Recorded information.

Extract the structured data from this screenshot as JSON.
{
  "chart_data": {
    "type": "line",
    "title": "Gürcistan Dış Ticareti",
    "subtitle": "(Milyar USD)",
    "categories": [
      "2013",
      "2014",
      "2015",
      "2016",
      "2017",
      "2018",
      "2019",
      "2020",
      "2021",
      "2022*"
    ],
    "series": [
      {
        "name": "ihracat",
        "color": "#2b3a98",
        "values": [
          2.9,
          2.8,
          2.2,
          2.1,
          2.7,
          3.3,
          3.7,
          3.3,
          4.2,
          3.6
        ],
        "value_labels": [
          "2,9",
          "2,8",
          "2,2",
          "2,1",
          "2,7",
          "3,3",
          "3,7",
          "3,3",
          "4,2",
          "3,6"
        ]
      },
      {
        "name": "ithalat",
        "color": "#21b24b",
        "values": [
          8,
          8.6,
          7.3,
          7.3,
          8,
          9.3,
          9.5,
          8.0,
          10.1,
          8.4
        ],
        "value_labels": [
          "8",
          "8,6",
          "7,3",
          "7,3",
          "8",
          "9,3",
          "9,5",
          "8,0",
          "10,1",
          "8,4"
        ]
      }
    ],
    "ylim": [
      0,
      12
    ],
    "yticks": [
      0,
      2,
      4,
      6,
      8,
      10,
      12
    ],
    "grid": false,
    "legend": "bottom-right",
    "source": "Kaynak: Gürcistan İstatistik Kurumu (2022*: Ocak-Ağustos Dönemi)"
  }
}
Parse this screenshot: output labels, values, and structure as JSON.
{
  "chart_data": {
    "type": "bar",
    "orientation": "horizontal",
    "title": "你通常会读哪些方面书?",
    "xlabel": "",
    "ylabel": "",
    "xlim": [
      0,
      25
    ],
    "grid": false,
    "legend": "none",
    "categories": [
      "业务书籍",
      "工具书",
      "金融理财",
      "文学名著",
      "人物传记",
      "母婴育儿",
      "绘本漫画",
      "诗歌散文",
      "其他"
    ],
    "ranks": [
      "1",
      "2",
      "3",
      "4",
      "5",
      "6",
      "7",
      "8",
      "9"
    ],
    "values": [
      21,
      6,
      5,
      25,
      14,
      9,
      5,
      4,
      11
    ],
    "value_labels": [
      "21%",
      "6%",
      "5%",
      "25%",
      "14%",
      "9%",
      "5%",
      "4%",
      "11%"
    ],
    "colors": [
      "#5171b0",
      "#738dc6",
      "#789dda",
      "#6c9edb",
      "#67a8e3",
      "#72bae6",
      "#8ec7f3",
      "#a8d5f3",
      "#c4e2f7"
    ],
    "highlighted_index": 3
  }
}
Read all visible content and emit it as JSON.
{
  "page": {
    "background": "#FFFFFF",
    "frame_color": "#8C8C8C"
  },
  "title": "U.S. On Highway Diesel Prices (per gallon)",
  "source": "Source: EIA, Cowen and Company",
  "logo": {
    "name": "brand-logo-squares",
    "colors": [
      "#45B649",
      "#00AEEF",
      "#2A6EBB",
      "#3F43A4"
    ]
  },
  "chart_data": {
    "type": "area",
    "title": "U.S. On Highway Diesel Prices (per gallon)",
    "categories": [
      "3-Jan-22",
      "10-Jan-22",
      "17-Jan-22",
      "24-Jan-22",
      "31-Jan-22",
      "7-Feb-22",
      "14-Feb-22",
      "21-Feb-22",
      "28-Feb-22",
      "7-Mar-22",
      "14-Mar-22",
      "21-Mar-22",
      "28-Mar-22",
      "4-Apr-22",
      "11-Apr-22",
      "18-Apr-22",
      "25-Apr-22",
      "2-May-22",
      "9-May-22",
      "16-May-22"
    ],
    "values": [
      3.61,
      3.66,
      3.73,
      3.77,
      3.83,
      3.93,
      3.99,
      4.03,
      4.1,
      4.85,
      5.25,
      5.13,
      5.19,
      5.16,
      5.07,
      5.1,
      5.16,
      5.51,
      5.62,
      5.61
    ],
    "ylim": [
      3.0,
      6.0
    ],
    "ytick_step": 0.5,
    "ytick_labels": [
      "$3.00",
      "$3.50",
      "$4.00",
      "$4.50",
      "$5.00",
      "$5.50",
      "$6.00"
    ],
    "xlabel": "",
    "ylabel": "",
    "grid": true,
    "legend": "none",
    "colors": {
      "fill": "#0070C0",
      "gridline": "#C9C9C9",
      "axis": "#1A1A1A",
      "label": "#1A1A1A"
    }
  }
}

Objective. Quote all the records exactly, please, leaving none out.

Answer below.
Extract the structured data from this screenshot as JSON.
{
  "chart_data": {
    "type": "line",
    "title": "Gürcistan Dış Ticareti",
    "subtitle": "(Milyar USD)",
    "categories": [
      "2013",
      "2014",
      "2015",
      "2016",
      "2017",
      "2018",
      "2019",
      "2020",
      "2021",
      "2022*"
    ],
    "series": [
      {
        "name": "ihracat",
        "color": "#2b3a98",
        "values": [
          2.9,
          2.8,
          2.2,
          2.1,
          2.7,
          3.3,
          3.7,
          3.3,
          4.2,
          3.6
        ],
        "value_labels": [
          "2,9",
          "2,8",
          "2,2",
          "2,1",
          "2,7",
          "3,3",
          "3,7",
          "3,3",
          "4,2",
          "3,6"
        ]
      },
      {
        "name": "ithalat",
        "color": "#21b24b",
        "values": [
          8,
          8.6,
          7.3,
          7.3,
          8,
          9.3,
          9.5,
          8.0,
          10.1,
          8.4
        ],
        "value_labels": [
          "8",
          "8,6",
          "7,3",
          "7,3",
          "8",
          "9,3",
          "9,5",
          "8,0",
          "10,1",
          "8,4"
        ]
      }
    ],
    "ylim": [
      0,
      12
    ],
    "yticks": [
      0,
      2,
      4,
      6,
      8,
      10,
      12
    ],
    "grid": false,
    "legend": "bottom-right",
    "source": "Kaynak: Gürcistan İstatistik Kurumu (2022*: Ocak-Ağustos Dönemi)"
  }
}
Parse this screenshot: output labels, values, and structure as JSON.
{
  "chart_data": {
    "type": "bar",
    "orientation": "horizontal",
    "title": "你通常会读哪些方面书?",
    "xlabel": "",
    "ylabel": "",
    "xlim": [
      0,
      25
    ],
    "grid": false,
    "legend": "none",
    "categories": [
      "业务书籍",
      "工具书",
      "金融理财",
      "文学名著",
      "人物传记",
      "母婴育儿",
      "绘本漫画",
      "诗歌散文",
      "其他"
    ],
    "ranks": [
      "1",
      "2",
      "3",
      "4",
      "5",
      "6",
      "7",
      "8",
      "9"
    ],
    "values": [
      21,
      6,
      5,
      25,
      14,
      9,
      5,
      4,
      11
    ],
    "value_labels": [
      "21%",
      "6%",
      "5%",
      "25%",
      "14%",
      "9%",
      "5%",
      "4%",
      "11%"
    ],
    "colors": [
      "#5171b0",
      "#738dc6",
      "#789dda",
      "#6c9edb",
      "#67a8e3",
      "#72bae6",
      "#8ec7f3",
      "#a8d5f3",
      "#c4e2f7"
    ],
    "highlighted_index": 3
  }
}
Read all visible content and emit it as JSON.
{
  "page": {
    "background": "#FFFFFF",
    "frame_color": "#8C8C8C"
  },
  "title": "U.S. On Highway Diesel Prices (per gallon)",
  "source": "Source: EIA, Cowen and Company",
  "logo": {
    "name": "brand-logo-squares",
    "colors": [
      "#45B649",
      "#00AEEF",
      "#2A6EBB",
      "#3F43A4"
    ]
  },
  "chart_data": {
    "type": "area",
    "title": "U.S. On Highway Diesel Prices (per gallon)",
    "categories": [
      "3-Jan-22",
      "10-Jan-22",
      "17-Jan-22",
      "24-Jan-22",
      "31-Jan-22",
      "7-Feb-22",
      "14-Feb-22",
      "21-Feb-22",
      "28-Feb-22",
      "7-Mar-22",
      "14-Mar-22",
      "21-Mar-22",
      "28-Mar-22",
      "4-Apr-22",
      "11-Apr-22",
      "18-Apr-22",
      "25-Apr-22",
      "2-May-22",
      "9-May-22",
      "16-May-22"
    ],
    "values": [
      3.61,
      3.66,
      3.73,
      3.77,
      3.83,
      3.93,
      3.99,
      4.03,
      4.1,
      4.85,
      5.25,
      5.13,
      5.19,
      5.16,
      5.07,
      5.1,
      5.16,
      5.51,
      5.62,
      5.61
    ],
    "ylim": [
      3.0,
      6.0
    ],
    "ytick_step": 0.5,
    "ytick_labels": [
      "$3.00",
      "$3.50",
      "$4.00",
      "$4.50",
      "$5.00",
      "$5.50",
      "$6.00"
    ],
    "xlabel": "",
    "ylabel": "",
    "grid": true,
    "legend": "none",
    "colors": {
      "fill": "#0070C0",
      "gridline": "#C9C9C9",
      "axis": "#1A1A1A",
      "label": "#1A1A1A"
    }
  }
}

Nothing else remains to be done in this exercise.